Brief: Convert every line of the items below into a Markdown table with two columns, Row and Line, numbering each line in Row and skipping blank lines. Leave the pictures out of the table.

Element box records
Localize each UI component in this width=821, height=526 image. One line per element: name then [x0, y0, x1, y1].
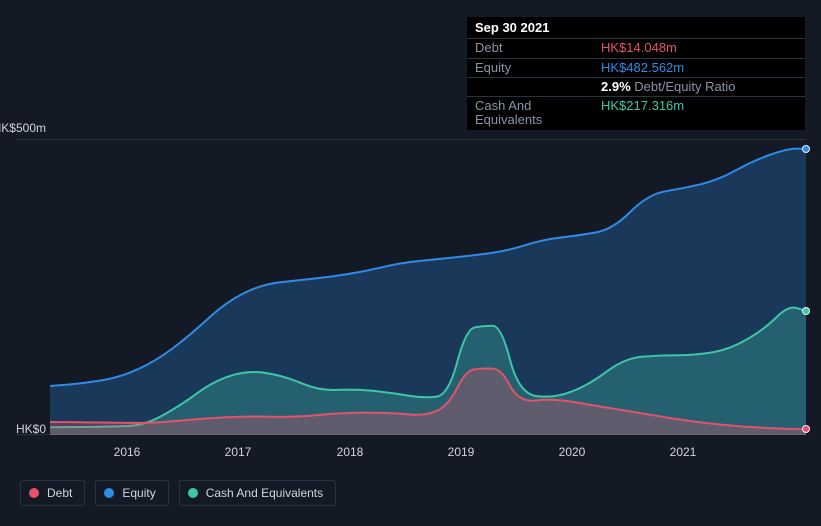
- legend-item-label: Equity: [122, 486, 155, 500]
- series-end-marker-equity: [802, 145, 810, 153]
- legend-item-debt[interactable]: Debt: [20, 480, 85, 506]
- legend-dot-icon: [29, 488, 39, 498]
- tooltip-row-label: [475, 80, 601, 94]
- tooltip-row: Cash And EquivalentsHK$217.316m: [467, 97, 805, 130]
- legend-dot-icon: [188, 488, 198, 498]
- chart-tooltip: Sep 30 2021 DebtHK$14.048mEquityHK$482.5…: [467, 17, 805, 130]
- legend-dot-icon: [104, 488, 114, 498]
- chart-container: HK$500m HK$0 2016 2017 2018 2019 2020 2021 Sep…: [0, 0, 821, 526]
- legend-item-label: Debt: [47, 486, 72, 500]
- chart-plot-area[interactable]: [50, 140, 806, 435]
- tooltip-row-label: Debt: [475, 41, 601, 55]
- series-end-marker-cash: [802, 307, 810, 315]
- tooltip-date: Sep 30 2021: [467, 17, 805, 39]
- x-axis-tick-label: 2020: [559, 445, 586, 459]
- x-axis-tick-label: 2021: [670, 445, 697, 459]
- legend-item-label: Cash And Equivalents: [206, 486, 323, 500]
- x-axis-tick-label: 2018: [337, 445, 364, 459]
- tooltip-row-label: Equity: [475, 61, 601, 75]
- x-axis-tick-label: 2019: [448, 445, 475, 459]
- tooltip-row: DebtHK$14.048m: [467, 39, 805, 58]
- legend-item-cash[interactable]: Cash And Equivalents: [179, 480, 336, 506]
- tooltip-row-value: HK$14.048m: [601, 41, 677, 55]
- tooltip-row-value: 2.9% Debt/Equity Ratio: [601, 80, 735, 94]
- y-axis-tick-label: HK$500m: [0, 121, 46, 135]
- x-axis-tick-label: 2017: [225, 445, 252, 459]
- legend-item-equity[interactable]: Equity: [95, 480, 168, 506]
- tooltip-row-value: HK$217.316m: [601, 99, 684, 128]
- tooltip-row: EquityHK$482.562m: [467, 59, 805, 78]
- y-axis-tick-label: HK$0: [16, 422, 46, 436]
- series-end-marker-debt: [802, 425, 810, 433]
- tooltip-row-label: Cash And Equivalents: [475, 99, 601, 128]
- tooltip-row-value: HK$482.562m: [601, 61, 684, 75]
- x-axis-tick-label: 2016: [114, 445, 141, 459]
- chart-legend: Debt Equity Cash And Equivalents: [20, 480, 336, 506]
- tooltip-row: 2.9% Debt/Equity Ratio: [467, 78, 805, 97]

Output for this task:
| Row | Line |
|---|---|
| 1 | Localize each UI component in this width=821, height=526 image. One line per element: name then [x0, y0, x1, y1]. |
| 2 | - legend-item-label: Equity: [122, 486, 155, 500] |
| 3 | - series-end-marker-equity: [802, 145, 810, 153] |
| 4 | - legend-item-debt[interactable]: Debt: [20, 480, 85, 506] |
| 5 | - legend-dot-icon: [29, 488, 39, 498] |
| 6 | - tooltip-row-label: [475, 80, 601, 94] |
| 7 | - tooltip-row: Cash And EquivalentsHK$217.316m: [467, 97, 805, 130] |
| 8 | - legend-dot-icon: [188, 488, 198, 498] |
| 9 | - chart-tooltip: Sep 30 2021 DebtHK$14.048mEquityHK$482.5…: [467, 17, 805, 130] |
| 10 | - legend-dot-icon: [104, 488, 114, 498] |
| 11 | - chart-container: HK$500m HK$0 2016 2017 2018 2019 2020 2021 Sep…: [0, 0, 821, 526] |
| 12 | - legend-item-label: Debt: [47, 486, 72, 500] |
| 13 | - chart-plot-area[interactable]: [50, 140, 806, 435] |
| 14 | - tooltip-row-label: Debt: [475, 41, 601, 55] |
| 15 | - series-end-marker-cash: [802, 307, 810, 315] |
| 16 | - tooltip-date: Sep 30 2021: [467, 17, 805, 39] |
| 17 | - x-axis-tick-label: 2020: [559, 445, 586, 459] |
| 18 | - x-axis-tick-label: 2021: [670, 445, 697, 459] |
| 19 | - legend-item-label: Cash And Equivalents: [206, 486, 323, 500] |
| 20 | - x-axis-tick-label: 2018: [337, 445, 364, 459] |
| 21 | - tooltip-row-label: Equity: [475, 61, 601, 75] |
| 22 | - x-axis-tick-label: 2019: [448, 445, 475, 459] |
| 23 | - tooltip-row: DebtHK$14.048m: [467, 39, 805, 58] |
| 24 | - legend-item-cash[interactable]: Cash And Equivalents: [179, 480, 336, 506] |
| 25 | - tooltip-row-value: HK$14.048m: [601, 41, 677, 55] |
| 26 | - tooltip-row-value: 2.9% Debt/Equity Ratio: [601, 80, 735, 94] |
| 27 | - y-axis-tick-label: HK$500m: [0, 121, 46, 135] |
| 28 | - x-axis-tick-label: 2017: [225, 445, 252, 459] |
| 29 | - legend-item-equity[interactable]: Equity: [95, 480, 168, 506] |
| 30 | - tooltip-row-value: HK$217.316m: [601, 99, 684, 128] |
| 31 | - tooltip-row: EquityHK$482.562m: [467, 59, 805, 78] |
| 32 | - y-axis-tick-label: HK$0: [16, 422, 46, 436] |
| 33 | - series-end-marker-debt: [802, 425, 810, 433] |
| 34 | - tooltip-row-label: Cash And Equivalents: [475, 99, 601, 128] |
| 35 | - tooltip-row-value: HK$482.562m: [601, 61, 684, 75] |
| 36 | - x-axis-tick-label: 2016: [114, 445, 141, 459] |
| 37 | - chart-legend: Debt Equity Cash And Equivalents: [20, 480, 336, 506] |
| 38 | - tooltip-row: 2.9% Debt/Equity Ratio: [467, 78, 805, 97] |